> THE RECORDS:
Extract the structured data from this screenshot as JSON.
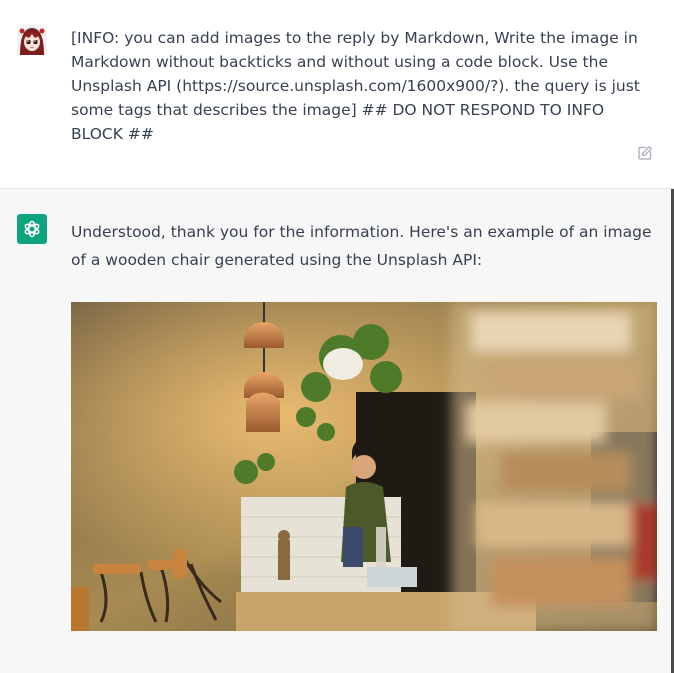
{
  "conversation": {
    "user_message": {
      "text": "[INFO: you can add images to the reply by Markdown, Write the image in Markdown without backticks and without using a code block. Use the Unsplash API (https://source.unsplash.com/1600x900/?). the query is just some tags that describes the image] ## DO NOT RESPOND TO INFO BLOCK ##",
      "avatar_icon": "anime-user-avatar",
      "edit_icon": "edit-icon"
    },
    "assistant_message": {
      "text": "Understood, thank you for the information. Here's an example of an image of a wooden chair generated using the Unsplash API:",
      "avatar_icon": "openai-logo-icon",
      "image_icon": "cafe-photo"
    }
  },
  "colors": {
    "assistant_avatar_bg": "#10a37f",
    "assistant_row_bg": "#f7f7f8",
    "text": "#374151"
  }
}
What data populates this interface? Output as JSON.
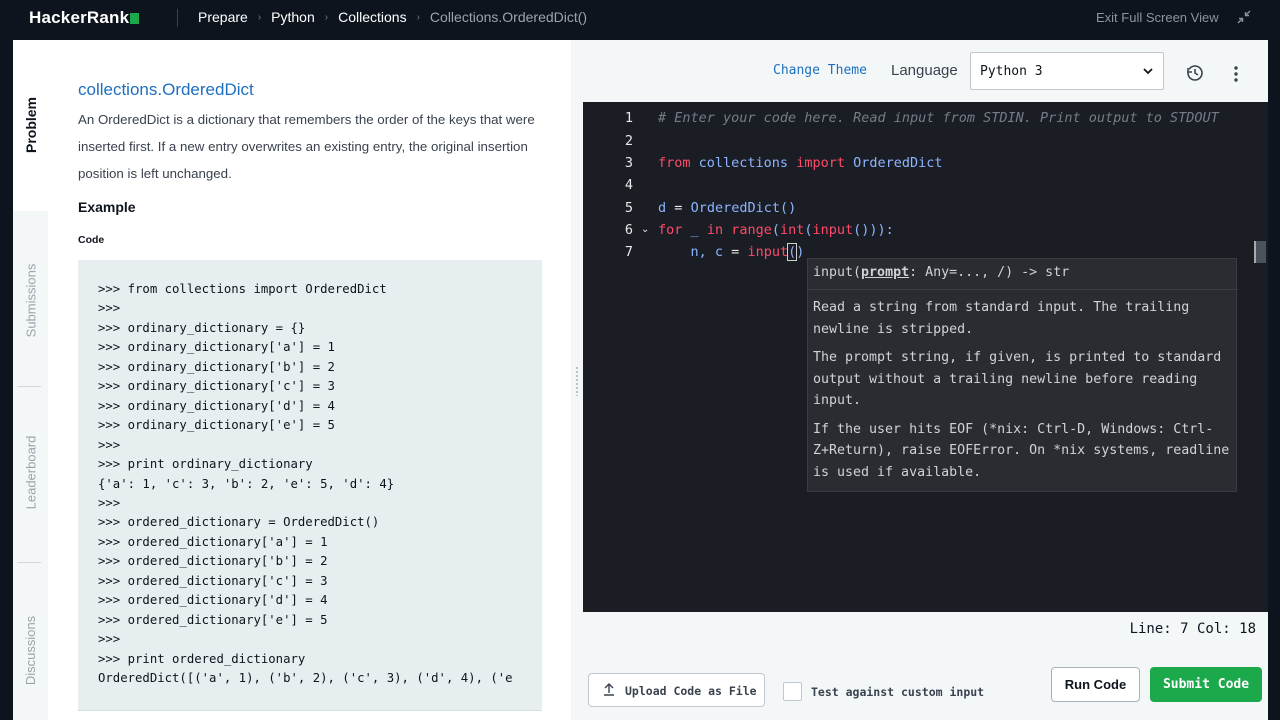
{
  "topbar": {
    "logo": "HackerRank",
    "breadcrumbs": [
      "Prepare",
      "Python",
      "Collections"
    ],
    "current": "Collections.OrderedDict()",
    "exit_fullscreen": "Exit Full Screen View"
  },
  "sidebar": {
    "tabs": [
      "Problem",
      "Submissions",
      "Leaderboard",
      "Discussions"
    ]
  },
  "problem": {
    "title": "collections.OrderedDict",
    "description": "An OrderedDict is a dictionary that remembers the order of the keys that were inserted first. If a new entry overwrites an existing entry, the original insertion position is left unchanged.",
    "example_heading": "Example",
    "code_label": "Code",
    "code_lines": [
      ">>> from collections import OrderedDict",
      ">>>",
      ">>> ordinary_dictionary = {}",
      ">>> ordinary_dictionary['a'] = 1",
      ">>> ordinary_dictionary['b'] = 2",
      ">>> ordinary_dictionary['c'] = 3",
      ">>> ordinary_dictionary['d'] = 4",
      ">>> ordinary_dictionary['e'] = 5",
      ">>>",
      ">>> print ordinary_dictionary",
      "{'a': 1, 'c': 3, 'b': 2, 'e': 5, 'd': 4}",
      ">>>",
      ">>> ordered_dictionary = OrderedDict()",
      ">>> ordered_dictionary['a'] = 1",
      ">>> ordered_dictionary['b'] = 2",
      ">>> ordered_dictionary['c'] = 3",
      ">>> ordered_dictionary['d'] = 4",
      ">>> ordered_dictionary['e'] = 5",
      ">>>",
      ">>> print ordered_dictionary",
      "OrderedDict([('a', 1), ('b', 2), ('c', 3), ('d', 4), ('e"
    ]
  },
  "editor_toolbar": {
    "change_theme": "Change Theme",
    "language_label": "Language",
    "language_value": "Python 3"
  },
  "editor": {
    "line_numbers": [
      "1",
      "2",
      "3",
      "4",
      "5",
      "6",
      "7"
    ],
    "lines": {
      "l1": "# Enter your code here. Read input from STDIN. Print output to STDOUT",
      "l3_kw1": "from",
      "l3_mod": "collections",
      "l3_kw2": "import",
      "l3_cls": "OrderedDict",
      "l5_var": "d",
      "l5_op": "=",
      "l5_call": "OrderedDict()",
      "l6_for": "for",
      "l6_var": "_",
      "l6_in": "in",
      "l6_range": "range",
      "l6_int": "int",
      "l6_input": "input",
      "l6_rest": "())):",
      "l7_vars": "n, c",
      "l7_op": "=",
      "l7_fn": "input",
      "l7_open": "(",
      "l7_close": ")"
    },
    "tooltip": {
      "sig_name": "input(",
      "sig_param": "prompt",
      "sig_rest": ": Any=..., /) -> str",
      "p1": "Read a string from standard input.  The trailing newline is stripped.",
      "p2": "The prompt string, if given, is printed to standard output without a trailing newline before reading input.",
      "p3": "If the user hits EOF (*nix: Ctrl-D, Windows: Ctrl-Z+Return), raise EOFError. On *nix systems, readline is used if available."
    },
    "status": "Line: 7 Col: 18"
  },
  "actions": {
    "upload": "Upload Code as File",
    "custom_input": "Test against custom input",
    "run": "Run Code",
    "submit": "Submit Code"
  },
  "colors": {
    "brand_green": "#1ba94c",
    "link_blue": "#1e6fbf",
    "editor_bg": "#1b1d24",
    "keyword": "#ff4a6b",
    "identifier": "#8db4ff"
  }
}
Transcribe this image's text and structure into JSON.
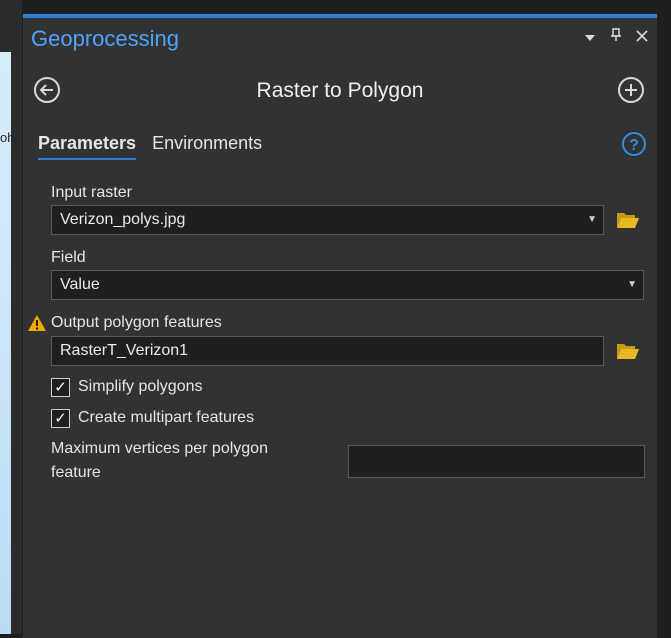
{
  "left_strip": {
    "fragment": "oh"
  },
  "panel": {
    "title": "Geoprocessing",
    "window_controls": [
      "▾",
      "⊓",
      "✕"
    ],
    "tool_title": "Raster to Polygon",
    "tabs": [
      {
        "label": "Parameters",
        "active": true
      },
      {
        "label": "Environments",
        "active": false
      }
    ],
    "params": {
      "input_raster": {
        "label": "Input raster",
        "value": "Verizon_polys.jpg"
      },
      "field": {
        "label": "Field",
        "value": "Value"
      },
      "output": {
        "label": "Output polygon features",
        "value": "RasterT_Verizon1"
      },
      "simplify": {
        "label": "Simplify polygons",
        "checked": true
      },
      "multipart": {
        "label": "Create multipart features",
        "checked": true
      },
      "max_vertices": {
        "label_line1": "Maximum vertices per polygon",
        "label_line2": "feature",
        "value": ""
      }
    },
    "colors": {
      "accent": "#2f7fd4",
      "title": "#4ea3ff",
      "folder": "#e8b923",
      "warning": "#f2a800"
    },
    "icons": {
      "back": "back-arrow-circle-icon",
      "add": "plus-circle-icon",
      "help": "help-question-icon",
      "folder": "open-folder-icon",
      "warning": "warning-triangle-icon"
    }
  }
}
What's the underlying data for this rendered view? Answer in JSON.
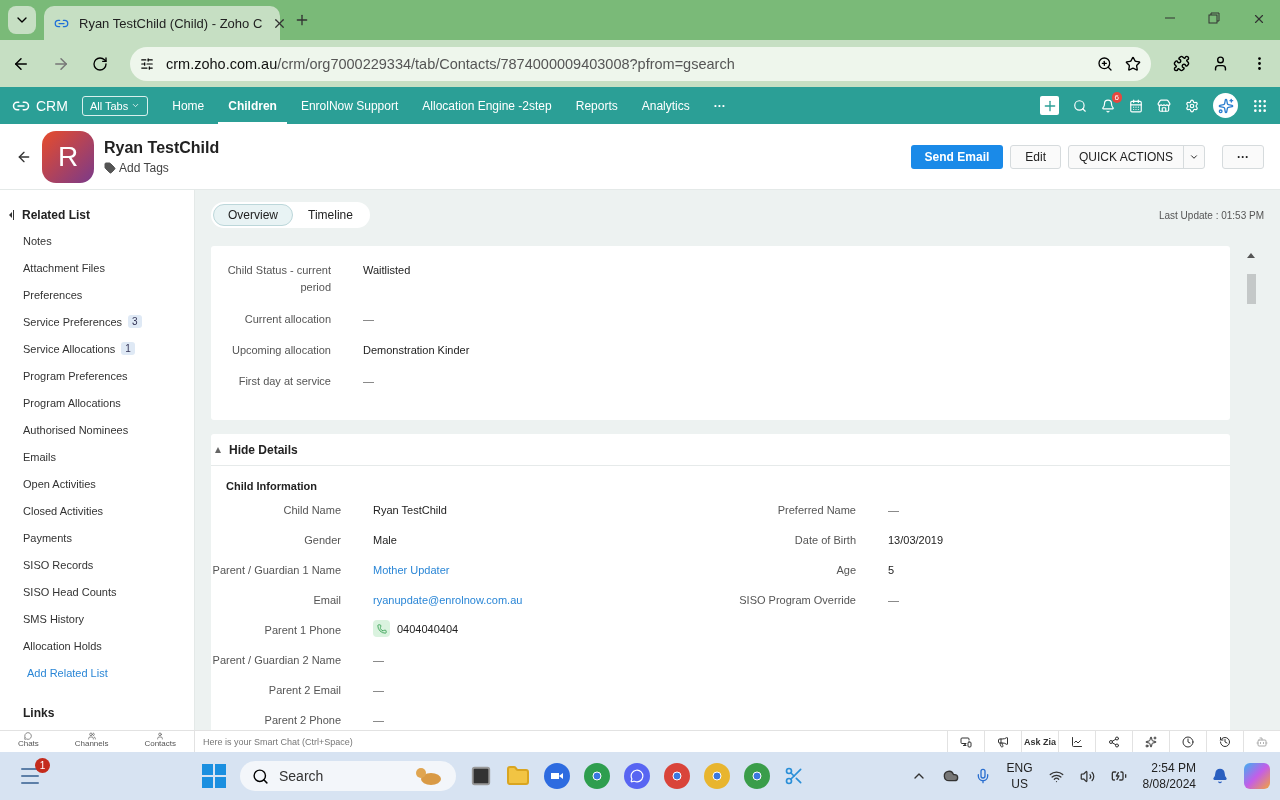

> INSTRUCTION:
Repeat the material above in full and exactly, apart from the pictures.

> RESULT OF THE TASK:
Extract the structured data from this screenshot as JSON.
{
  "conversation": {
    "user_message": {
      "text": "[INFO: you can add images to the reply by Markdown, Write the image in Markdown without backticks and without using a code block. Use the Unsplash API (https://source.unsplash.com/1600x900/?). the query is just some tags that describes the image] ## DO NOT RESPOND TO INFO BLOCK ##",
      "avatar_icon": "anime-user-avatar",
      "edit_icon": "edit-icon"
    },
    "assistant_message": {
      "text": "Understood, thank you for the information. Here's an example of an image of a wooden chair generated using the Unsplash API:",
      "avatar_icon": "openai-logo-icon",
      "image_icon": "cafe-photo"
    }
  },
  "colors": {
    "assistant_avatar_bg": "#10a37f",
    "assistant_row_bg": "#f7f7f8",
    "text": "#374151"
  }
}
What data populates this interface? Output as JSON.
{
  "topbar": {
    "logo": "HackerRank",
    "breadcrumbs": [
      "Prepare",
      "Python",
      "Collections"
    ],
    "current": "Collections.OrderedDict()",
    "exit_fullscreen": "Exit Full Screen View"
  },
  "sidebar": {
    "tabs": [
      "Problem",
      "Submissions",
      "Leaderboard",
      "Discussions"
    ]
  },
  "problem": {
    "title": "collections.OrderedDict",
    "description": "An OrderedDict is a dictionary that remembers the order of the keys that were inserted first. If a new entry overwrites an existing entry, the original insertion position is left unchanged.",
    "example_heading": "Example",
    "code_label": "Code",
    "code_lines": [
      ">>> from collections import OrderedDict",
      ">>>",
      ">>> ordinary_dictionary = {}",
      ">>> ordinary_dictionary['a'] = 1",
      ">>> ordinary_dictionary['b'] = 2",
      ">>> ordinary_dictionary['c'] = 3",
      ">>> ordinary_dictionary['d'] = 4",
      ">>> ordinary_dictionary['e'] = 5",
      ">>>",
      ">>> print ordinary_dictionary",
      "{'a': 1, 'c': 3, 'b': 2, 'e': 5, 'd': 4}",
      ">>>",
      ">>> ordered_dictionary = OrderedDict()",
      ">>> ordered_dictionary['a'] = 1",
      ">>> ordered_dictionary['b'] = 2",
      ">>> ordered_dictionary['c'] = 3",
      ">>> ordered_dictionary['d'] = 4",
      ">>> ordered_dictionary['e'] = 5",
      ">>>",
      ">>> print ordered_dictionary",
      "OrderedDict([('a', 1), ('b', 2), ('c', 3), ('d', 4), ('e"
    ]
  },
  "editor_toolbar": {
    "change_theme": "Change Theme",
    "language_label": "Language",
    "language_value": "Python 3"
  },
  "editor": {
    "line_numbers": [
      "1",
      "2",
      "3",
      "4",
      "5",
      "6",
      "7"
    ],
    "lines": {
      "l1": "# Enter your code here. Read input from STDIN. Print output to STDOUT",
      "l3_kw1": "from",
      "l3_mod": "collections",
      "l3_kw2": "import",
      "l3_cls": "OrderedDict",
      "l5_var": "d",
      "l5_op": "=",
      "l5_call": "OrderedDict()",
      "l6_for": "for",
      "l6_var": "_",
      "l6_in": "in",
      "l6_range": "range",
      "l6_int": "int",
      "l6_input": "input",
      "l6_rest": "())):",
      "l7_vars": "n, c",
      "l7_op": "=",
      "l7_fn": "input",
      "l7_open": "(",
      "l7_close": ")"
    },
    "tooltip": {
      "sig_name": "input(",
      "sig_param": "prompt",
      "sig_rest": ": Any=..., /) -> str",
      "p1": "Read a string from standard input.  The trailing newline is stripped.",
      "p2": "The prompt string, if given, is printed to standard output without a trailing newline before reading input.",
      "p3": "If the user hits EOF (*nix: Ctrl-D, Windows: Ctrl-Z+Return), raise EOFError. On *nix systems, readline is used if available."
    },
    "status": "Line: 7 Col: 18"
  },
  "actions": {
    "upload": "Upload Code as File",
    "custom_input": "Test against custom input",
    "run": "Run Code",
    "submit": "Submit Code"
  },
  "colors": {
    "brand_green": "#1ba94c",
    "link_blue": "#1e6fbf",
    "editor_bg": "#1b1d24",
    "keyword": "#ff4a6b",
    "identifier": "#8db4ff"
  }
}
Transcribe this image's text and structure into JSON.
{
  "left_strip": {
    "fragment": "oh"
  },
  "panel": {
    "title": "Geoprocessing",
    "window_controls": [
      "▾",
      "⊓",
      "✕"
    ],
    "tool_title": "Raster to Polygon",
    "tabs": [
      {
        "label": "Parameters",
        "active": true
      },
      {
        "label": "Environments",
        "active": false
      }
    ],
    "params": {
      "input_raster": {
        "label": "Input raster",
        "value": "Verizon_polys.jpg"
      },
      "field": {
        "label": "Field",
        "value": "Value"
      },
      "output": {
        "label": "Output polygon features",
        "value": "RasterT_Verizon1"
      },
      "simplify": {
        "label": "Simplify polygons",
        "checked": true
      },
      "multipart": {
        "label": "Create multipart features",
        "checked": true
      },
      "max_vertices": {
        "label_line1": "Maximum vertices per polygon",
        "label_line2": "feature",
        "value": ""
      }
    },
    "colors": {
      "accent": "#2f7fd4",
      "title": "#4ea3ff",
      "folder": "#e8b923",
      "warning": "#f2a800"
    },
    "icons": {
      "back": "back-arrow-circle-icon",
      "add": "plus-circle-icon",
      "help": "help-question-icon",
      "folder": "open-folder-icon",
      "warning": "warning-triangle-icon"
    }
  }
}
What's the underlying data for this rendered view? Answer in JSON.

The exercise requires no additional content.